> [Written problem]: Repeat each entry word for word. Leave any images out of the copy.

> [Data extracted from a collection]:
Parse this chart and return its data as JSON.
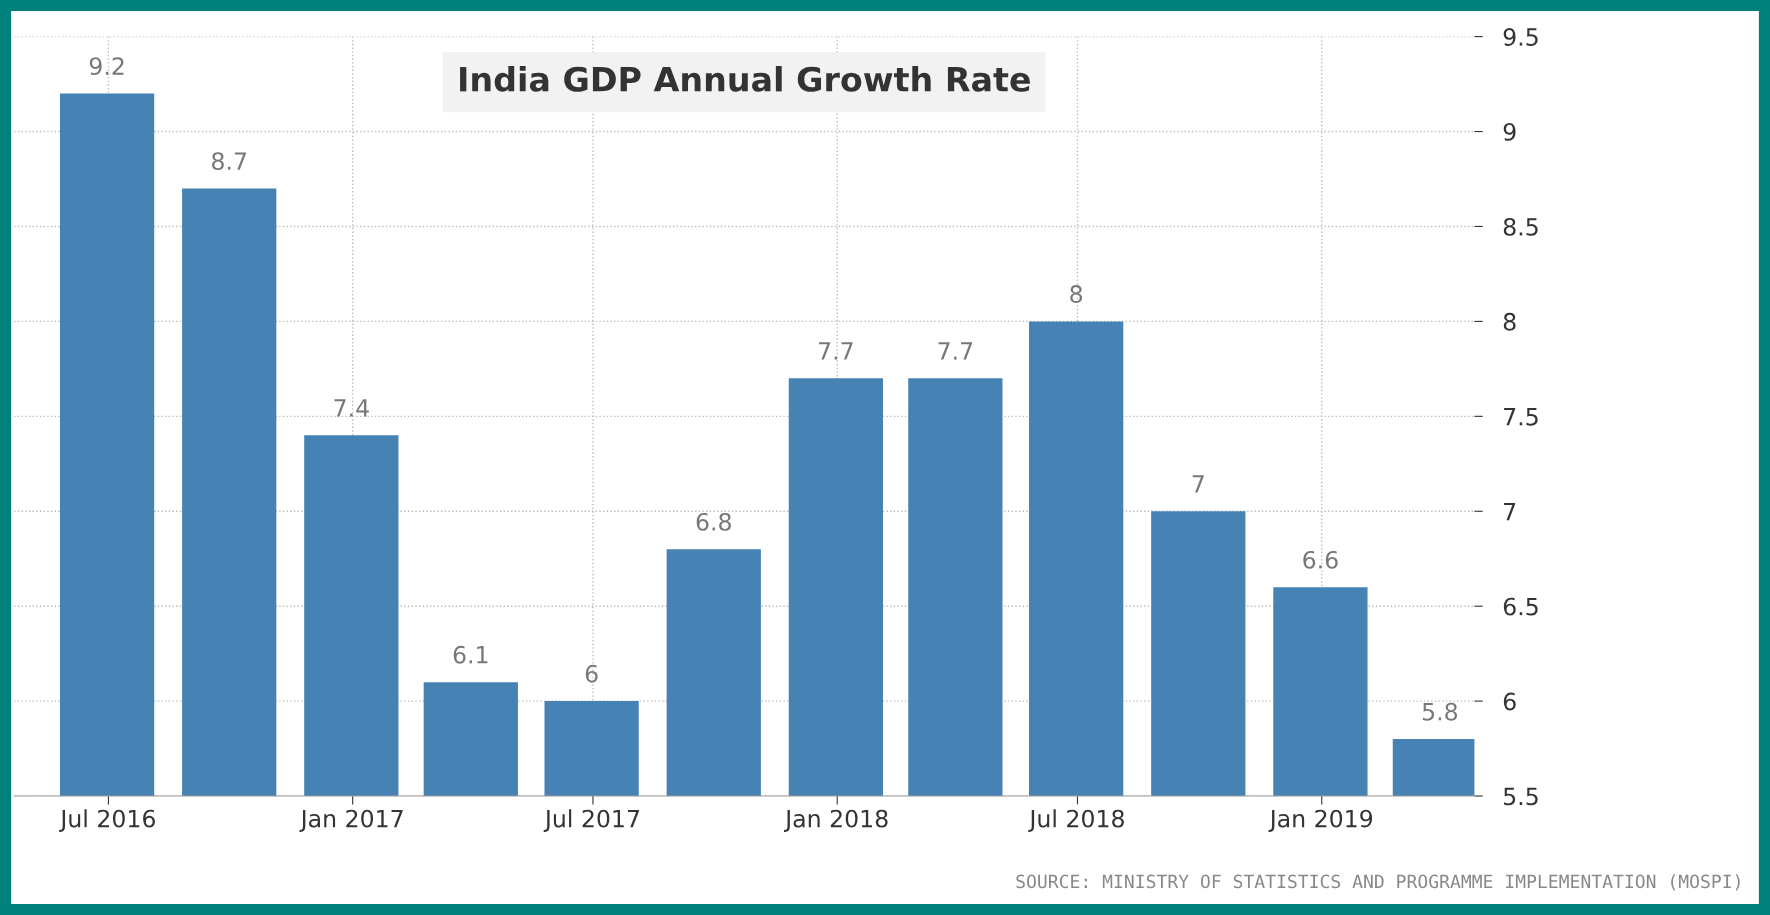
{
  "chart_data": {
    "type": "bar",
    "title": "India GDP Annual Growth Rate",
    "x": [
      "2016-06-30",
      "2016-09-30",
      "2016-12-31",
      "2017-03-31",
      "2017-06-30",
      "2017-09-30",
      "2017-12-31",
      "2018-03-31",
      "2018-06-30",
      "2018-09-30",
      "2018-12-31",
      "2019-03-31"
    ],
    "values": [
      9.2,
      8.7,
      7.4,
      6.1,
      6,
      6.8,
      7.7,
      7.7,
      8,
      7,
      6.6,
      5.8
    ],
    "color": "#4682b4",
    "data_labels": true,
    "xlim": [
      "2016-04-21",
      "2019-04-26"
    ],
    "xticks": [
      {
        "value": "2016-07-01",
        "label": "Jul 2016"
      },
      {
        "value": "2017-01-01",
        "label": "Jan 2017"
      },
      {
        "value": "2017-07-01",
        "label": "Jul 2017"
      },
      {
        "value": "2018-01-01",
        "label": "Jan 2018"
      },
      {
        "value": "2018-07-01",
        "label": "Jul 2018"
      },
      {
        "value": "2019-01-01",
        "label": "Jan 2019"
      }
    ],
    "ylim": [
      5.5,
      9.5
    ],
    "yticks": [
      5.5,
      6,
      6.5,
      7,
      7.5,
      8,
      8.5,
      9,
      9.5
    ],
    "grid": true,
    "annotations": [
      "SOURCE: MINISTRY OF STATISTICS AND PROGRAMME IMPLEMENTATION (MOSPI)"
    ]
  }
}
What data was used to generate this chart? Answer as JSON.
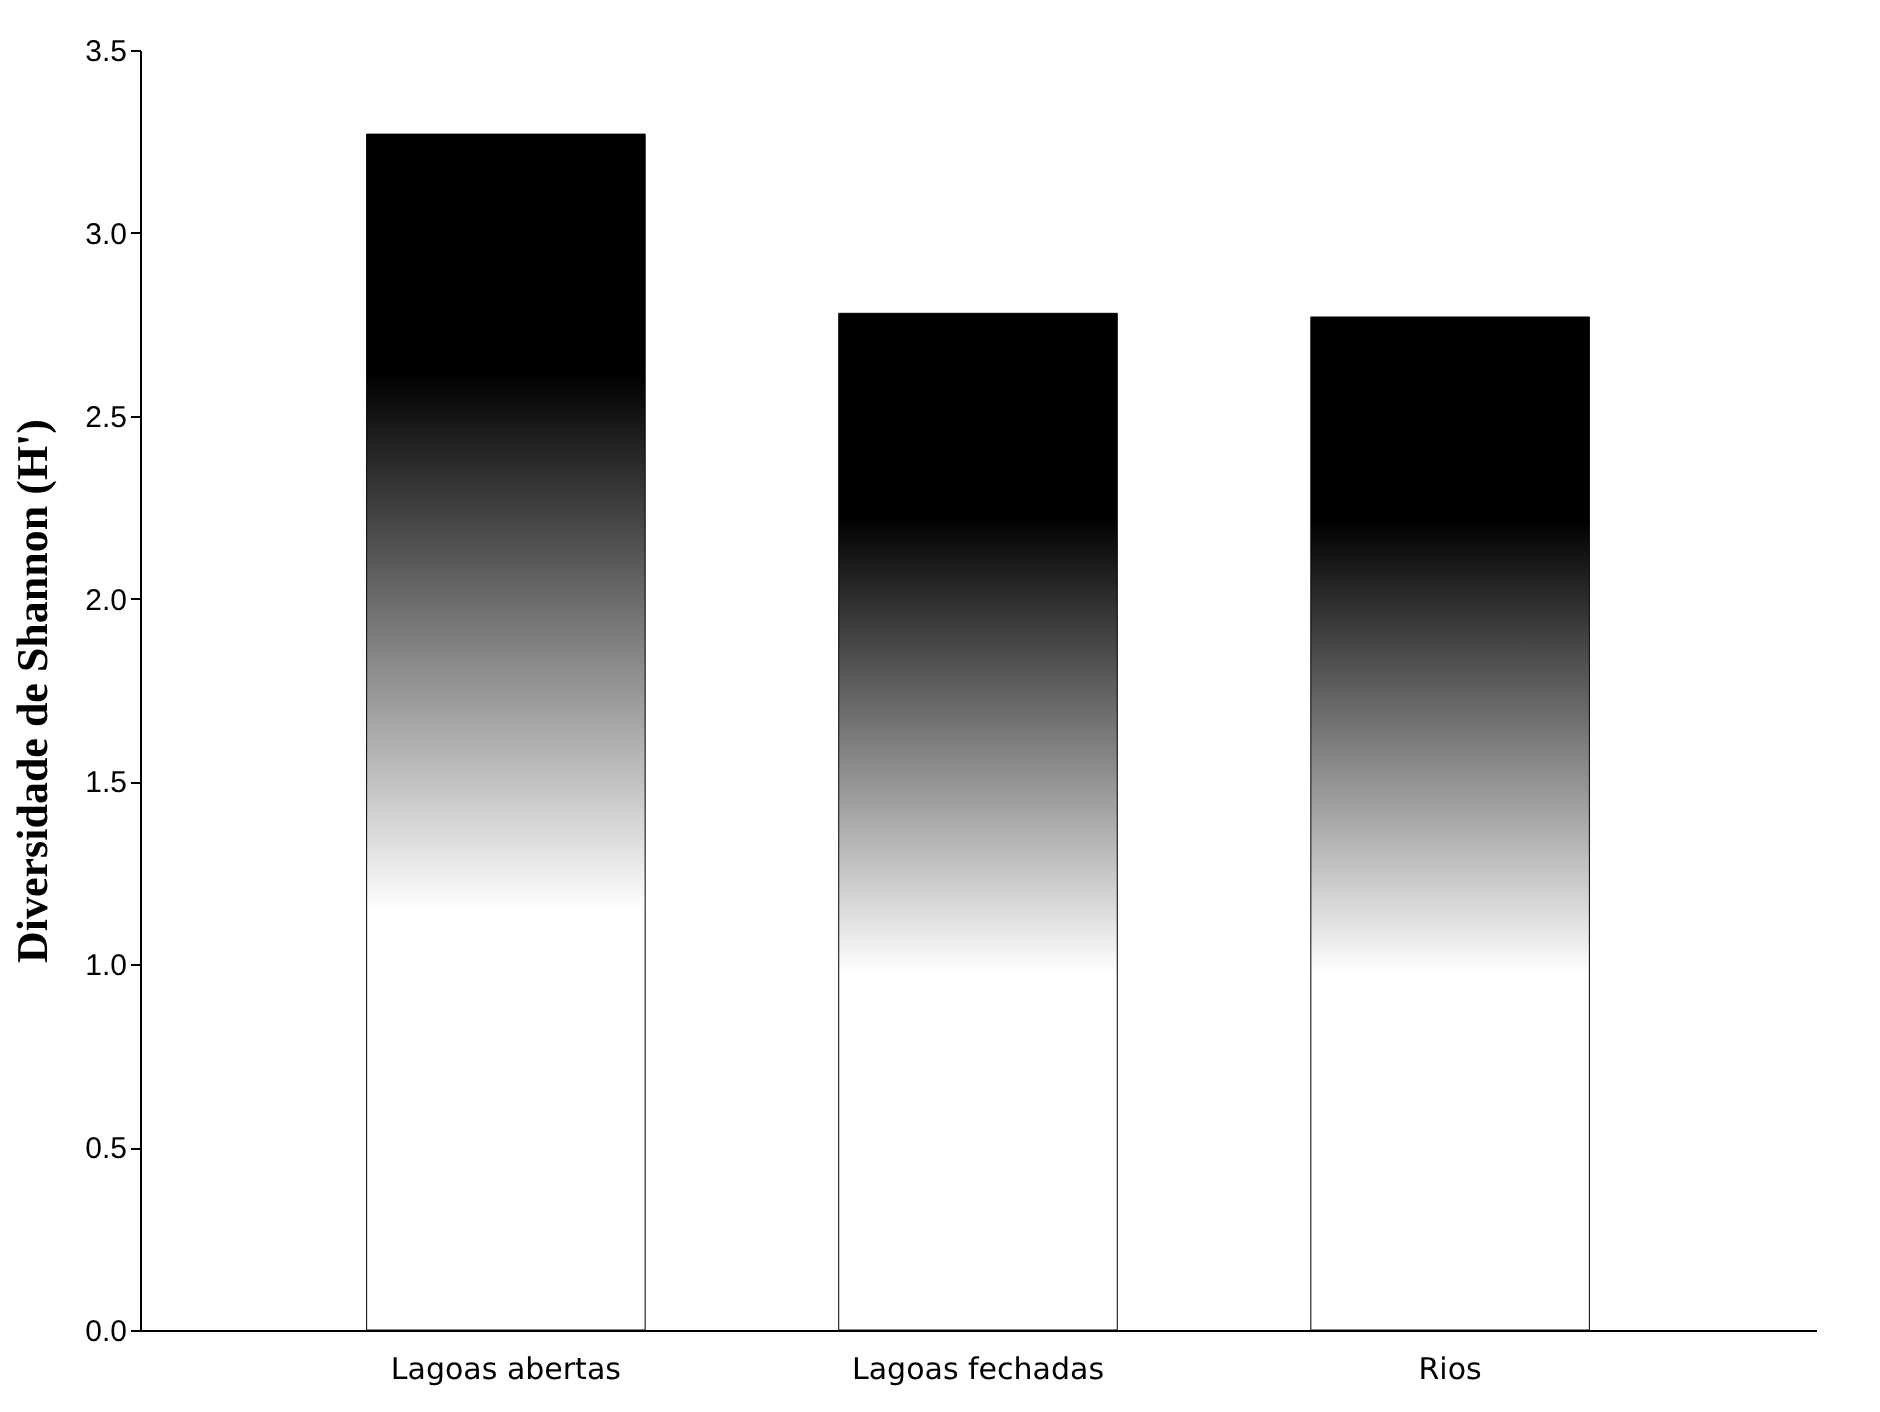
{
  "chart_data": {
    "type": "bar",
    "ylabel": "Diversidade de Shannon (H')",
    "categories": [
      "Lagoas abertas",
      "Lagoas fechadas",
      "Rios"
    ],
    "series": [
      {
        "color": "#000000",
        "values": [
          3.27,
          2.78,
          2.77
        ]
      }
    ],
    "ylim": [
      0,
      3.5
    ],
    "yticks": [
      {
        "value": 0,
        "label": "0.0"
      },
      0.5,
      {
        "value": 1,
        "label": "1.0"
      },
      1.5,
      {
        "value": 2,
        "label": "2.0"
      },
      2.5,
      {
        "value": 3,
        "label": "3.0"
      },
      3.5
    ],
    "grid": false
  }
}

> [Full response]:
Parse this chart and return its data as JSON.
{
  "chart_data": {
    "type": "bar",
    "title": "India GDP Annual Growth Rate",
    "x": [
      "2016-06-30",
      "2016-09-30",
      "2016-12-31",
      "2017-03-31",
      "2017-06-30",
      "2017-09-30",
      "2017-12-31",
      "2018-03-31",
      "2018-06-30",
      "2018-09-30",
      "2018-12-31",
      "2019-03-31"
    ],
    "values": [
      9.2,
      8.7,
      7.4,
      6.1,
      6,
      6.8,
      7.7,
      7.7,
      8,
      7,
      6.6,
      5.8
    ],
    "color": "#4682b4",
    "data_labels": true,
    "xlim": [
      "2016-04-21",
      "2019-04-26"
    ],
    "xticks": [
      {
        "value": "2016-07-01",
        "label": "Jul 2016"
      },
      {
        "value": "2017-01-01",
        "label": "Jan 2017"
      },
      {
        "value": "2017-07-01",
        "label": "Jul 2017"
      },
      {
        "value": "2018-01-01",
        "label": "Jan 2018"
      },
      {
        "value": "2018-07-01",
        "label": "Jul 2018"
      },
      {
        "value": "2019-01-01",
        "label": "Jan 2019"
      }
    ],
    "ylim": [
      5.5,
      9.5
    ],
    "yticks": [
      5.5,
      6,
      6.5,
      7,
      7.5,
      8,
      8.5,
      9,
      9.5
    ],
    "grid": true,
    "annotations": [
      "SOURCE: MINISTRY OF STATISTICS AND PROGRAMME IMPLEMENTATION (MOSPI)"
    ]
  }
}
What data was used to generate this chart? Answer as JSON.
{
  "chart_data": {
    "type": "bar",
    "ylabel": "Diversidade de Shannon (H')",
    "categories": [
      "Lagoas abertas",
      "Lagoas fechadas",
      "Rios"
    ],
    "series": [
      {
        "color": "#000000",
        "values": [
          3.27,
          2.78,
          2.77
        ]
      }
    ],
    "ylim": [
      0,
      3.5
    ],
    "yticks": [
      {
        "value": 0,
        "label": "0.0"
      },
      0.5,
      {
        "value": 1,
        "label": "1.0"
      },
      1.5,
      {
        "value": 2,
        "label": "2.0"
      },
      2.5,
      {
        "value": 3,
        "label": "3.0"
      },
      3.5
    ],
    "grid": false
  }
}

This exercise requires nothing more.